TEXTO EM ESTUDO:
EXPOSIÇÃO DE RUBENS GERSHMAN INAUGURA CURADORIA DE ANTÔNIO PETICOV NA GALERIA IQ
A partir de 03 de abril, a Galeria IQ, que fica dentro do Chakras Espaço Gastronômico e Cultural, recebe gravuras, objetos e pinturas do artista plástico Rubens Gershman. A mostra é uma espécie de pout-pourri da obra de Gershman com exemplares de suas diversas fases. “A exposição mostra quem ele é”, diz o curador Antônio Peticov. Mas um tema se sobressai: o beijo, cena que sempre encantou o artista. Sua Excelente “má pintura” é o retrato do cotidiano precário de um povo que, mais que consumidor, é consumido pela mídia e pela sociedade. Desde a sua famosa “Lindonéia”, ícone dos tropicalistas, até sua mais conhecida série dos beijos, não só na pintura como também nas esculturas e objetos, Rubens nos transporta de maneira nua e crua a um mundo visual povoado pelas imagens desprovidas da finesse das “pinturas de bom gosto” consumidas nas galerias, porém riquíssimas de um contexto realmente popular, similar às pinturas encontradas nos pára-choques de caminhão ou nas pinturas anônimas de gafieiras e bares de beira de estrada. Essa sua aparente simplicidade escamoteia um trabalho maduro, cujo simbolismo é cheio de referenciais históricos, e tremendamente revelador em seu conteúdo social.

TRECHOS DAS ENTRADAS:
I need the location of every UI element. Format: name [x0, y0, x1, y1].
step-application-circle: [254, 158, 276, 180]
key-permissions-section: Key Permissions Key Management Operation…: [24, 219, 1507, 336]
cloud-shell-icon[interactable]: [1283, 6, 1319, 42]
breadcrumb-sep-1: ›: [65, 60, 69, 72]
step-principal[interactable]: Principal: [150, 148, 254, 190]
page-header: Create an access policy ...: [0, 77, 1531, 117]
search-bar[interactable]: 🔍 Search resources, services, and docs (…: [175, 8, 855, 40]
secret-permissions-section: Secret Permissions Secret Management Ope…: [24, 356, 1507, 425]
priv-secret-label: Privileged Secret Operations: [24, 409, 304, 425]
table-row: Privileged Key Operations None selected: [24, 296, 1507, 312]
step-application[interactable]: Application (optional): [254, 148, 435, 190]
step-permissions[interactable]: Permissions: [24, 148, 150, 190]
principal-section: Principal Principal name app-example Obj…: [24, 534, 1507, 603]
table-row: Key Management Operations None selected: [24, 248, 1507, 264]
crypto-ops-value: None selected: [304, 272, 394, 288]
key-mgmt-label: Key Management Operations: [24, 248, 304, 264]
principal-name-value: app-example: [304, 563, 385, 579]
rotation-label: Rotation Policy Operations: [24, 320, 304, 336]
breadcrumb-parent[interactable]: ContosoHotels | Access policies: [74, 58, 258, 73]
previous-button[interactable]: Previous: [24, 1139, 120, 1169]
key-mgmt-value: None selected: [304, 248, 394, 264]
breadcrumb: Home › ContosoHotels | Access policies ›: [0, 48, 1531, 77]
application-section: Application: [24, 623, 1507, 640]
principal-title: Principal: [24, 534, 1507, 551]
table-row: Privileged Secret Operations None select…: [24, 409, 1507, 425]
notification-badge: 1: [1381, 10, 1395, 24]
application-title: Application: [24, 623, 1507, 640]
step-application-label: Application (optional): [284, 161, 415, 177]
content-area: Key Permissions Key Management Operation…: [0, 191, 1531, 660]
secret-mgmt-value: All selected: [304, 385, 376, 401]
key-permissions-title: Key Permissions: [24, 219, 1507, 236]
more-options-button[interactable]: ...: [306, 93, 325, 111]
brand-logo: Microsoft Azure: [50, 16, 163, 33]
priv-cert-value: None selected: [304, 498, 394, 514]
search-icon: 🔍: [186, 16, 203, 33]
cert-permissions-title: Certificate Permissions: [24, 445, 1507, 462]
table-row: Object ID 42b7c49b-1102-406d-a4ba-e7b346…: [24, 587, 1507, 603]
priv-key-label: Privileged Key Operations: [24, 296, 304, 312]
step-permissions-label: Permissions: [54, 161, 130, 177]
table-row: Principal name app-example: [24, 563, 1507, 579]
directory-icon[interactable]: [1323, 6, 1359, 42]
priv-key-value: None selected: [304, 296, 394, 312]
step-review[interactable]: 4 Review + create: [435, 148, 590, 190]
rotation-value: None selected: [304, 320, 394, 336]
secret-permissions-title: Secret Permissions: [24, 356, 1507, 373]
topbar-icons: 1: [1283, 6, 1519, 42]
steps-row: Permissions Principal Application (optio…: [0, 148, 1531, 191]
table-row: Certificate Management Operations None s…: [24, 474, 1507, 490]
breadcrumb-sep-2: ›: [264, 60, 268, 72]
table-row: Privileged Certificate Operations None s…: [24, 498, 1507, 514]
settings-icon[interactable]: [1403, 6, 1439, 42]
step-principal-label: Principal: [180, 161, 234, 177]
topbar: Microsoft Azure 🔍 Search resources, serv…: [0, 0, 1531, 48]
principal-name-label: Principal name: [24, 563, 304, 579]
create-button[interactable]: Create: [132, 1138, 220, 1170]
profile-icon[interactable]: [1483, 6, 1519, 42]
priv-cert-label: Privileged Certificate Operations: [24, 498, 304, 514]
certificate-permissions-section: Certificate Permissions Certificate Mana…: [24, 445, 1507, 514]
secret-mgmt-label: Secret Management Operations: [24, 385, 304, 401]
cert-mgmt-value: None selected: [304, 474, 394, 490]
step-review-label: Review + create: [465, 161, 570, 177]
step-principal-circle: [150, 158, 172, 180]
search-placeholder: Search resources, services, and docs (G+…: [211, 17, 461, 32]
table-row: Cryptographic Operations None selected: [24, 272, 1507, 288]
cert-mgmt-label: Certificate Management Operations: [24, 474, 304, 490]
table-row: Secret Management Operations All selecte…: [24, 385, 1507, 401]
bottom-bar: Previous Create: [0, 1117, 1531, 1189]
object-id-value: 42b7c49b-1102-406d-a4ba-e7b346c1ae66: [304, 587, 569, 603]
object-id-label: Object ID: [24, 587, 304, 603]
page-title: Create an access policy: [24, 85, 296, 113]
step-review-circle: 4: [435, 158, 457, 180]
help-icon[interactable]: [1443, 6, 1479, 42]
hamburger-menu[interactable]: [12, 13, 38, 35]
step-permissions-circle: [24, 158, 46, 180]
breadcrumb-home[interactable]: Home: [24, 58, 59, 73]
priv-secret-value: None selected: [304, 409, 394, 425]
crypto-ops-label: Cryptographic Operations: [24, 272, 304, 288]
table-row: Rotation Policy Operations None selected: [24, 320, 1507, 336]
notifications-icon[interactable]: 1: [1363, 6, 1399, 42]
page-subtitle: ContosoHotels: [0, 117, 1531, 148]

DETALHES DO EXERCÍCIO:
Responda, com base no texto sobre a exposição de Rubens Gershman:
1. Dentro de que espaço fica a Galeria IQ?
2. Que tema se sobressai na mostra, segundo o texto?
3. Que obra de Gershman o texto chama de ícone dos tropicalistas?
Não é preciso consultar as entradas para fazer o exercício.

RESPOSTA ESPERADA:
1. Dentro do Chakras Espaço Gastronômico e Cultural.
2. O beijo.
3. "Lindonéia".